▶ Exercise details: Images are not part of the copy; transcribe all the data exactly.

▶ Data supplied:
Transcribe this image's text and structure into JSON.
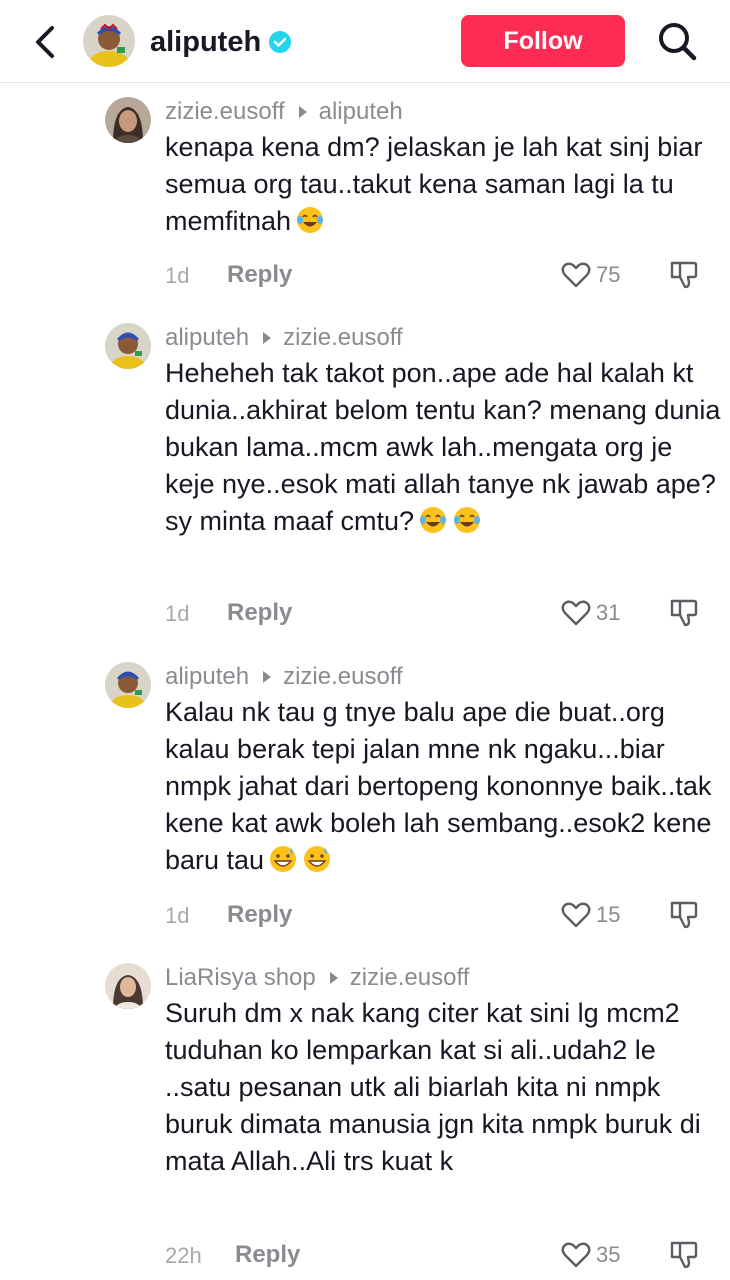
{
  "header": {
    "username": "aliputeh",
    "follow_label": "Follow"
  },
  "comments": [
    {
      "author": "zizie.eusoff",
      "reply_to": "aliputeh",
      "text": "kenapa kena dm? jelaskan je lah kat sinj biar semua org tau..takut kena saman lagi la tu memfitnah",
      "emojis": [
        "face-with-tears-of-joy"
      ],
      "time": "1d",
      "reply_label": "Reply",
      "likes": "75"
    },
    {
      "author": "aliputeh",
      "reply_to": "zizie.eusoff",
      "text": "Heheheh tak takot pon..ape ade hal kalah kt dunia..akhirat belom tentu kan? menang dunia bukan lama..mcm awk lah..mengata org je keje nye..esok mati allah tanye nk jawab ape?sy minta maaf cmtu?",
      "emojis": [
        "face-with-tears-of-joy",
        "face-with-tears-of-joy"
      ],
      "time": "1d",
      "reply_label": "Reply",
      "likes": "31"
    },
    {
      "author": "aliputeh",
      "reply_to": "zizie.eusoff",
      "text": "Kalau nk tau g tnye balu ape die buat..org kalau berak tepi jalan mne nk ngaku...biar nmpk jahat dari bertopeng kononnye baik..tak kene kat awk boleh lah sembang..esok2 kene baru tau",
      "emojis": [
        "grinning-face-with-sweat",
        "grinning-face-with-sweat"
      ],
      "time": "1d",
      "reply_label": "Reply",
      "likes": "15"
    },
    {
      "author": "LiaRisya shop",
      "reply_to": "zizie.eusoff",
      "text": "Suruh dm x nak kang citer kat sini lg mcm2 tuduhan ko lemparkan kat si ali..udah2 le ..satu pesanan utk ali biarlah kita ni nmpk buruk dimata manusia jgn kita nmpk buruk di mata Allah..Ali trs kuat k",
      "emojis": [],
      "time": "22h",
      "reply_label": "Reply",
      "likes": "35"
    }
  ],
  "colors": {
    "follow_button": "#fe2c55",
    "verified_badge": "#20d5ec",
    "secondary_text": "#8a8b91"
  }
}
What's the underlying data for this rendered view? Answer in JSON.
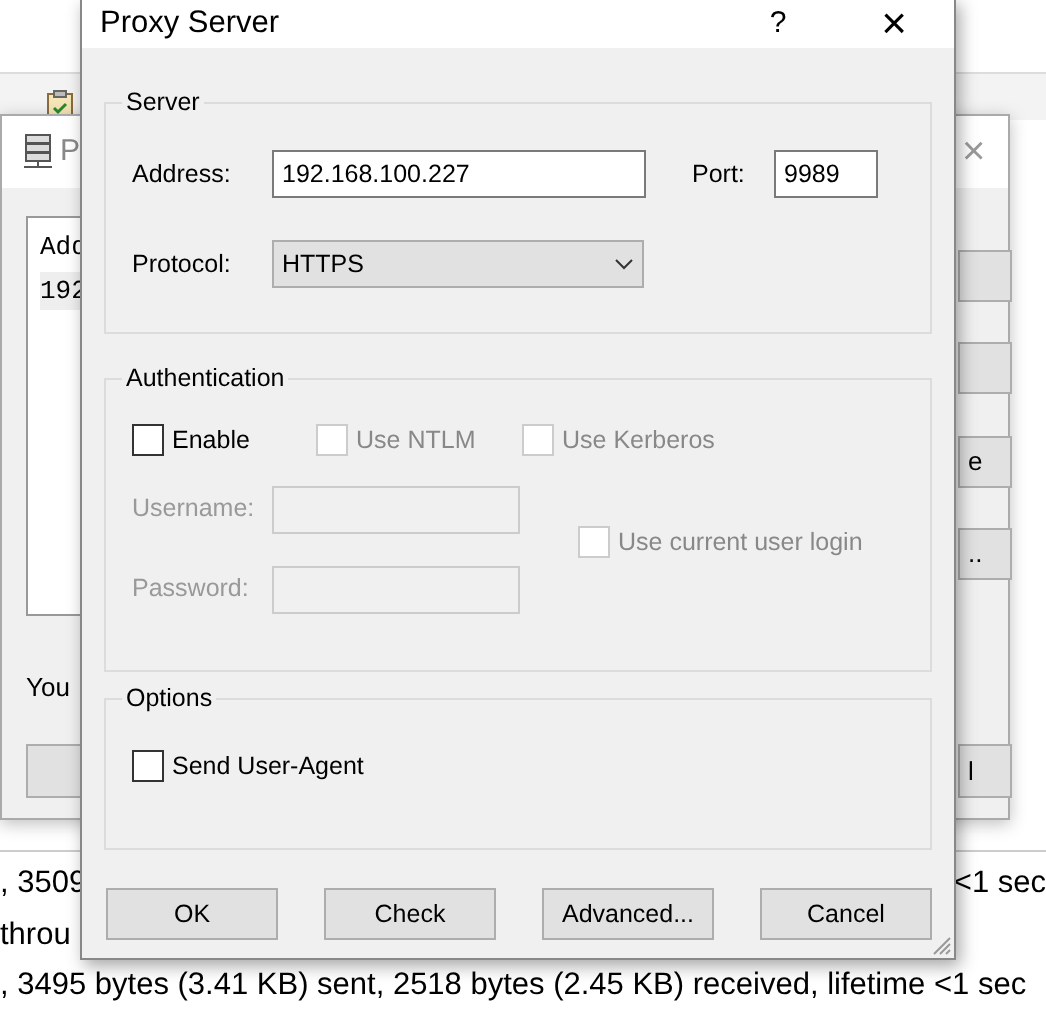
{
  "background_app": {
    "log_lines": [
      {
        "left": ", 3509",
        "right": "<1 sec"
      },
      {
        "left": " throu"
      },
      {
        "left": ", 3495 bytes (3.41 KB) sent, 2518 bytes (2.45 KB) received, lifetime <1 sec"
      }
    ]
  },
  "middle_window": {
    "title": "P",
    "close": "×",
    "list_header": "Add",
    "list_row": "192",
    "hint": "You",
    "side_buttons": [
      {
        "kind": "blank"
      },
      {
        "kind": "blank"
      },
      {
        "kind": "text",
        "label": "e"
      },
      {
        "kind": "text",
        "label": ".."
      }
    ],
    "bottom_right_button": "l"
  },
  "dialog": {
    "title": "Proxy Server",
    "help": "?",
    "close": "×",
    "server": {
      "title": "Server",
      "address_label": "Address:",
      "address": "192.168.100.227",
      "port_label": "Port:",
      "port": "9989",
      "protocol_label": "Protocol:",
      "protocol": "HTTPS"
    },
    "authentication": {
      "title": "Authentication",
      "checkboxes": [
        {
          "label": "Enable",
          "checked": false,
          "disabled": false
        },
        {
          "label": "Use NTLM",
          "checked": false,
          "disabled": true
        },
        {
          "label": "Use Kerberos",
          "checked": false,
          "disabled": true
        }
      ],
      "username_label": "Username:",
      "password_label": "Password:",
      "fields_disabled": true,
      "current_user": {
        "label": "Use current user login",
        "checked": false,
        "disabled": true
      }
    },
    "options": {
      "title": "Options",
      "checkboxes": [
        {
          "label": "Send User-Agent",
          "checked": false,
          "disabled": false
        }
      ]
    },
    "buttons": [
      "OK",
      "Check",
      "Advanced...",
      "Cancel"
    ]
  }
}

▶ Result of this task:
Transcribe this image's text and structure into JSON.
{
  "header": {
    "username": "aliputeh",
    "follow_label": "Follow"
  },
  "comments": [
    {
      "author": "zizie.eusoff",
      "reply_to": "aliputeh",
      "text": "kenapa kena dm? jelaskan je lah kat sinj biar semua org tau..takut kena saman lagi la tu memfitnah",
      "emojis": [
        "face-with-tears-of-joy"
      ],
      "time": "1d",
      "reply_label": "Reply",
      "likes": "75"
    },
    {
      "author": "aliputeh",
      "reply_to": "zizie.eusoff",
      "text": "Heheheh tak takot pon..ape ade hal kalah kt dunia..akhirat belom tentu kan? menang dunia bukan lama..mcm awk lah..mengata org je keje nye..esok mati allah tanye nk jawab ape?sy minta maaf cmtu?",
      "emojis": [
        "face-with-tears-of-joy",
        "face-with-tears-of-joy"
      ],
      "time": "1d",
      "reply_label": "Reply",
      "likes": "31"
    },
    {
      "author": "aliputeh",
      "reply_to": "zizie.eusoff",
      "text": "Kalau nk tau g tnye balu ape die buat..org kalau berak tepi jalan mne nk ngaku...biar nmpk jahat dari bertopeng kononnye baik..tak kene kat awk boleh lah sembang..esok2 kene baru tau",
      "emojis": [
        "grinning-face-with-sweat",
        "grinning-face-with-sweat"
      ],
      "time": "1d",
      "reply_label": "Reply",
      "likes": "15"
    },
    {
      "author": "LiaRisya shop",
      "reply_to": "zizie.eusoff",
      "text": "Suruh dm x nak kang citer kat sini lg mcm2 tuduhan ko lemparkan kat si ali..udah2 le ..satu pesanan utk ali biarlah kita ni nmpk buruk dimata manusia jgn kita nmpk buruk di mata Allah..Ali trs kuat k",
      "emojis": [],
      "time": "22h",
      "reply_label": "Reply",
      "likes": "35"
    }
  ],
  "colors": {
    "follow_button": "#fe2c55",
    "verified_badge": "#20d5ec",
    "secondary_text": "#8a8b91"
  }
}
What's the underlying data for this rendered view? Answer in JSON.
{
  "background_app": {
    "log_lines": [
      {
        "left": ", 3509",
        "right": "<1 sec"
      },
      {
        "left": " throu"
      },
      {
        "left": ", 3495 bytes (3.41 KB) sent, 2518 bytes (2.45 KB) received, lifetime <1 sec"
      }
    ]
  },
  "middle_window": {
    "title": "P",
    "close": "×",
    "list_header": "Add",
    "list_row": "192",
    "hint": "You",
    "side_buttons": [
      {
        "kind": "blank"
      },
      {
        "kind": "blank"
      },
      {
        "kind": "text",
        "label": "e"
      },
      {
        "kind": "text",
        "label": ".."
      }
    ],
    "bottom_right_button": "l"
  },
  "dialog": {
    "title": "Proxy Server",
    "help": "?",
    "close": "×",
    "server": {
      "title": "Server",
      "address_label": "Address:",
      "address": "192.168.100.227",
      "port_label": "Port:",
      "port": "9989",
      "protocol_label": "Protocol:",
      "protocol": "HTTPS"
    },
    "authentication": {
      "title": "Authentication",
      "checkboxes": [
        {
          "label": "Enable",
          "checked": false,
          "disabled": false
        },
        {
          "label": "Use NTLM",
          "checked": false,
          "disabled": true
        },
        {
          "label": "Use Kerberos",
          "checked": false,
          "disabled": true
        }
      ],
      "username_label": "Username:",
      "password_label": "Password:",
      "fields_disabled": true,
      "current_user": {
        "label": "Use current user login",
        "checked": false,
        "disabled": true
      }
    },
    "options": {
      "title": "Options",
      "checkboxes": [
        {
          "label": "Send User-Agent",
          "checked": false,
          "disabled": false
        }
      ]
    },
    "buttons": [
      "OK",
      "Check",
      "Advanced...",
      "Cancel"
    ]
  }
}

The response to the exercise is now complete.